◆ **Listed entries**
--- start ---

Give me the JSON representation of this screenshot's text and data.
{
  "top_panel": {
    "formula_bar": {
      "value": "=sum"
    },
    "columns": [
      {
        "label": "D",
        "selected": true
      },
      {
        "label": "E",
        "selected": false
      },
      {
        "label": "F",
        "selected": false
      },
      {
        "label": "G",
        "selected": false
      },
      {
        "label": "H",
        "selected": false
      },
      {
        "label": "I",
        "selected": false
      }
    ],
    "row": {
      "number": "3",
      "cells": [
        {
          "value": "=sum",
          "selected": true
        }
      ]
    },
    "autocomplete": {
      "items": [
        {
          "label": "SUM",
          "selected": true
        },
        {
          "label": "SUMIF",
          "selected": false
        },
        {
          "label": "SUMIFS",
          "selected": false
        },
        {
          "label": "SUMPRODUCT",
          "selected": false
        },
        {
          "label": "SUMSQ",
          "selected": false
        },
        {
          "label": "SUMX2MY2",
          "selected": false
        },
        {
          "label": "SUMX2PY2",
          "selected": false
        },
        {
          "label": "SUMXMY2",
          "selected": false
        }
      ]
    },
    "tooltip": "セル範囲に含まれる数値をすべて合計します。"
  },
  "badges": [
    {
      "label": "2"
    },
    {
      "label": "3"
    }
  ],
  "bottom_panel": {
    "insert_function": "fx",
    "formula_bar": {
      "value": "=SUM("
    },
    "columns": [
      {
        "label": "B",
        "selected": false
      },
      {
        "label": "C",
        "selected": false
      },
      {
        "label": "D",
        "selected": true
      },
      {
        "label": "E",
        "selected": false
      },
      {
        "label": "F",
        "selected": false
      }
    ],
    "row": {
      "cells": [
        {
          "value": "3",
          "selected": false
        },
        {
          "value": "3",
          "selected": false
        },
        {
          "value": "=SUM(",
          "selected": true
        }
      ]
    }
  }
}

--- end ---

◆ **Required work**
Repeat the whole listing exactly, keeping every line intact.

◆ **Answer**
Give me the JSON representation of this screenshot's text and data.
{
  "top_panel": {
    "formula_bar": {
      "value": "=sum"
    },
    "columns": [
      {
        "label": "D",
        "selected": true
      },
      {
        "label": "E",
        "selected": false
      },
      {
        "label": "F",
        "selected": false
      },
      {
        "label": "G",
        "selected": false
      },
      {
        "label": "H",
        "selected": false
      },
      {
        "label": "I",
        "selected": false
      }
    ],
    "row": {
      "number": "3",
      "cells": [
        {
          "value": "=sum",
          "selected": true
        }
      ]
    },
    "autocomplete": {
      "items": [
        {
          "label": "SUM",
          "selected": true
        },
        {
          "label": "SUMIF",
          "selected": false
        },
        {
          "label": "SUMIFS",
          "selected": false
        },
        {
          "label": "SUMPRODUCT",
          "selected": false
        },
        {
          "label": "SUMSQ",
          "selected": false
        },
        {
          "label": "SUMX2MY2",
          "selected": false
        },
        {
          "label": "SUMX2PY2",
          "selected": false
        },
        {
          "label": "SUMXMY2",
          "selected": false
        }
      ]
    },
    "tooltip": "セル範囲に含まれる数値をすべて合計します。"
  },
  "badges": [
    {
      "label": "2"
    },
    {
      "label": "3"
    }
  ],
  "bottom_panel": {
    "insert_function": "fx",
    "formula_bar": {
      "value": "=SUM("
    },
    "columns": [
      {
        "label": "B",
        "selected": false
      },
      {
        "label": "C",
        "selected": false
      },
      {
        "label": "D",
        "selected": true
      },
      {
        "label": "E",
        "selected": false
      },
      {
        "label": "F",
        "selected": false
      }
    ],
    "row": {
      "cells": [
        {
          "value": "3",
          "selected": false
        },
        {
          "value": "3",
          "selected": false
        },
        {
          "value": "=SUM(",
          "selected": true
        }
      ]
    }
  }
}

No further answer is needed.